----- Data extract -----
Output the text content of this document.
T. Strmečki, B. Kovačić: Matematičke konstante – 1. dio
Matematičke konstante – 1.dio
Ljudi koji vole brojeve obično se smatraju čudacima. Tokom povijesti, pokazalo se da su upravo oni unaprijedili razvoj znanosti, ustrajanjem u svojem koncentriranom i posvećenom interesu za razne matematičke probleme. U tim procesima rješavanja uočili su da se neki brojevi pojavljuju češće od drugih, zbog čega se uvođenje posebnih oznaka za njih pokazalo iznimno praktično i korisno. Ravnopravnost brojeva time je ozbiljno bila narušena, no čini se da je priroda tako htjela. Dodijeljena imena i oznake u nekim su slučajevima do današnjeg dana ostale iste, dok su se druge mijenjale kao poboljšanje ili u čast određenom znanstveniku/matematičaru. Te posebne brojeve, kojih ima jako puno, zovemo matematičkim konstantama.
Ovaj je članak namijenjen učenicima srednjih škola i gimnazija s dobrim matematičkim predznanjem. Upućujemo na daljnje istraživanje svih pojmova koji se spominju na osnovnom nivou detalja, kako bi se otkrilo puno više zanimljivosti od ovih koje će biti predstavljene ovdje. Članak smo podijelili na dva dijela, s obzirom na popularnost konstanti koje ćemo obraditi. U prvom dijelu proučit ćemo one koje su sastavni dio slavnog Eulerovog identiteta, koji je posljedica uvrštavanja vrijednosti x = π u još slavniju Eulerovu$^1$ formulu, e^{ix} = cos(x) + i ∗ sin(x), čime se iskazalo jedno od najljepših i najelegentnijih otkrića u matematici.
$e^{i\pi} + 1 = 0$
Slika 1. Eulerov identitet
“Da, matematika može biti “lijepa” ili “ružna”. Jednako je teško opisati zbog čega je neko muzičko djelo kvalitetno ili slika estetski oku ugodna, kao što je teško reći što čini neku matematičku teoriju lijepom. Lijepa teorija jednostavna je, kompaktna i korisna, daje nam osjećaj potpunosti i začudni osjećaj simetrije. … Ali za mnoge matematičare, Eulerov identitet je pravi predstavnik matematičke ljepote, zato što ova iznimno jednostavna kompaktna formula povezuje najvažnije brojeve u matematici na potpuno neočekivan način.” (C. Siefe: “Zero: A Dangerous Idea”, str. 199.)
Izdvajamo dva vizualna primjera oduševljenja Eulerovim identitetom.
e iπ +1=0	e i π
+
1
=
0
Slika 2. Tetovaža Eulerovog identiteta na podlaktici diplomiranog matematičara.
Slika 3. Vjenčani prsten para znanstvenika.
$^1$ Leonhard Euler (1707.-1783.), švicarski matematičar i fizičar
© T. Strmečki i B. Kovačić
-----
Goal of the exercise: Repeat each record exactly, leaving nothing out.

Solved problem:
Output the text content of this document.
T. Strmečki, B. Kovačić: Matematičke konstante – 1. dio
Matematičke konstante – 1.dio
Ljudi koji vole brojeve obično se smatraju čudacima. Tokom povijesti, pokazalo se da su upravo oni unaprijedili razvoj znanosti, ustrajanjem u svojem koncentriranom i posvećenom interesu za razne matematičke probleme. U tim procesima rješavanja uočili su da se neki brojevi pojavljuju češće od drugih, zbog čega se uvođenje posebnih oznaka za njih pokazalo iznimno praktično i korisno. Ravnopravnost brojeva time je ozbiljno bila narušena, no čini se da je priroda tako htjela. Dodijeljena imena i oznake u nekim su slučajevima do današnjeg dana ostale iste, dok su se druge mijenjale kao poboljšanje ili u čast određenom znanstveniku/matematičaru. Te posebne brojeve, kojih ima jako puno, zovemo matematičkim konstantama.
Ovaj je članak namijenjen učenicima srednjih škola i gimnazija s dobrim matematičkim predznanjem. Upućujemo na daljnje istraživanje svih pojmova koji se spominju na osnovnom nivou detalja, kako bi se otkrilo puno više zanimljivosti od ovih koje će biti predstavljene ovdje. Članak smo podijelili na dva dijela, s obzirom na popularnost konstanti koje ćemo obraditi. U prvom dijelu proučit ćemo one koje su sastavni dio slavnog Eulerovog identiteta, koji je posljedica uvrštavanja vrijednosti x = π u još slavniju Eulerovu$^1$ formulu, e^{ix} = cos(x) + i ∗ sin(x), čime se iskazalo jedno od najljepših i najelegentnijih otkrića u matematici.
$e^{i\pi} + 1 = 0$
Slika 1. Eulerov identitet
“Da, matematika može biti “lijepa” ili “ružna”. Jednako je teško opisati zbog čega je neko muzičko djelo kvalitetno ili slika estetski oku ugodna, kao što je teško reći što čini neku matematičku teoriju lijepom. Lijepa teorija jednostavna je, kompaktna i korisna, daje nam osjećaj potpunosti i začudni osjećaj simetrije. … Ali za mnoge matematičare, Eulerov identitet je pravi predstavnik matematičke ljepote, zato što ova iznimno jednostavna kompaktna formula povezuje najvažnije brojeve u matematici na potpuno neočekivan način.” (C. Siefe: “Zero: A Dangerous Idea”, str. 199.)
Izdvajamo dva vizualna primjera oduševljenja Eulerovim identitetom.
e iπ +1=0	e i π
+
1
=
0
Slika 2. Tetovaža Eulerovog identiteta na podlaktici diplomiranog matematičara.
Slika 3. Vjenčani prsten para znanstvenika.
$^1$ Leonhard Euler (1707.-1783.), švicarski matematičar i fizičar
© T. Strmečki i B. Kovačić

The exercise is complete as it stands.